Entries taken from a collection:
· · · · · · ·
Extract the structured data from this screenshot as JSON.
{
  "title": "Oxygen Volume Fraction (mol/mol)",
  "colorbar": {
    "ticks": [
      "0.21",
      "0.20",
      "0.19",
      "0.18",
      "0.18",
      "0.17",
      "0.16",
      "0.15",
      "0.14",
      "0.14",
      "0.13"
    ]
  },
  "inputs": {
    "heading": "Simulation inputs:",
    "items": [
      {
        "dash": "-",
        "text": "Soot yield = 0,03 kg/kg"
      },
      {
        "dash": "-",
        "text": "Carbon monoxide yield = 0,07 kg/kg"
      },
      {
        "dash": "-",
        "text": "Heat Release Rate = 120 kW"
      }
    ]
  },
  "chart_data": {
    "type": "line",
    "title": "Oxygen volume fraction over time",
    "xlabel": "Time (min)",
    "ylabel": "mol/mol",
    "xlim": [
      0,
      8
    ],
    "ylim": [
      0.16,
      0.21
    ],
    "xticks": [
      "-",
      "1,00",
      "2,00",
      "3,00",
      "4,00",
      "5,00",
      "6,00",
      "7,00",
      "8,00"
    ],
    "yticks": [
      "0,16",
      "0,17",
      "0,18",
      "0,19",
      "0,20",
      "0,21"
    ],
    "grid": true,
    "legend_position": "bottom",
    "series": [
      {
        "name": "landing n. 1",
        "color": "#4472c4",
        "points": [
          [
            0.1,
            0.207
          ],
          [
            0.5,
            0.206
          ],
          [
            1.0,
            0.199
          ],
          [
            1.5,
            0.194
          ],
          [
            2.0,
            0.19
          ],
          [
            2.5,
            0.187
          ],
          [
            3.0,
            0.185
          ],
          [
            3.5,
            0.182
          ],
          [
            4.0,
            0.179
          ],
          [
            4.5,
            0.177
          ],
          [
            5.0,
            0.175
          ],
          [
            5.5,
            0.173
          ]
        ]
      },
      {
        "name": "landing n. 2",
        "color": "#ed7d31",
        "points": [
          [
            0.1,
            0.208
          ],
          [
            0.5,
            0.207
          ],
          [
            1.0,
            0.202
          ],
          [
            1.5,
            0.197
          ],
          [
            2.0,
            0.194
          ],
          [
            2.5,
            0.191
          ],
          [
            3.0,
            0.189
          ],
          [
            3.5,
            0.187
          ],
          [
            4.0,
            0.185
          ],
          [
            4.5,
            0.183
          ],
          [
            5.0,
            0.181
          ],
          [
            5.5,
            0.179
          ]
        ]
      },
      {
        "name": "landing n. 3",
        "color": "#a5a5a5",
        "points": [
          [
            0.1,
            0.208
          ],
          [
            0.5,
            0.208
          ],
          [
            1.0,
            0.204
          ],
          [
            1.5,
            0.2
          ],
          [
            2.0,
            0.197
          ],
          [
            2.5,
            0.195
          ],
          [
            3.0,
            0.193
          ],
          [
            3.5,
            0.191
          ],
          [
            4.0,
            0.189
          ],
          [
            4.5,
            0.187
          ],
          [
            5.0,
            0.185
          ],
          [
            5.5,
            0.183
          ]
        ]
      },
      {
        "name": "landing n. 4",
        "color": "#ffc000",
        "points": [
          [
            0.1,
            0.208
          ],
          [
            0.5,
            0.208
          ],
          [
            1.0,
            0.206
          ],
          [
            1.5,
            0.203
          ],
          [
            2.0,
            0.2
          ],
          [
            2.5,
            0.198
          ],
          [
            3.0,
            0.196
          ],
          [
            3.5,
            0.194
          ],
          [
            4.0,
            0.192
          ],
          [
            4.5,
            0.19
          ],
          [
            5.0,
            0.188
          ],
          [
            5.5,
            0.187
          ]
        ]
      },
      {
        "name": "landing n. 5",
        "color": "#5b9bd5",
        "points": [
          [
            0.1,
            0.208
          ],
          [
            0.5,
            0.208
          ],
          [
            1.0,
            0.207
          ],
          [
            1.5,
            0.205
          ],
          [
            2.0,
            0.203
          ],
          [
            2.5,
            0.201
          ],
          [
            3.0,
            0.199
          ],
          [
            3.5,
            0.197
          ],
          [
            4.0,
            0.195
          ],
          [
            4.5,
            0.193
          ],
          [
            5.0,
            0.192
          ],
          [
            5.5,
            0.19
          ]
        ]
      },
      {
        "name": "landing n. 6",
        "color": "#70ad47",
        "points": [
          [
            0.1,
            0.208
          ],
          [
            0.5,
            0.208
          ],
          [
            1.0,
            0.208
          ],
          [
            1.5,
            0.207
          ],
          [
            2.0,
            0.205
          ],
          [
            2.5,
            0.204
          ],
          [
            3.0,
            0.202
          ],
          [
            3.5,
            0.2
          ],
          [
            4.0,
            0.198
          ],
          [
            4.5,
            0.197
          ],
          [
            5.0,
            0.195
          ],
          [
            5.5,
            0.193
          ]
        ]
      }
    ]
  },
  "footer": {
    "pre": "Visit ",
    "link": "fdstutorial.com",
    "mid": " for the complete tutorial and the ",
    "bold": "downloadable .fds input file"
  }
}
· · · · · · ·
> _What is expected_
In the records above, how many lines contain the word "name"? Give the number alone.

> _Correct output_
6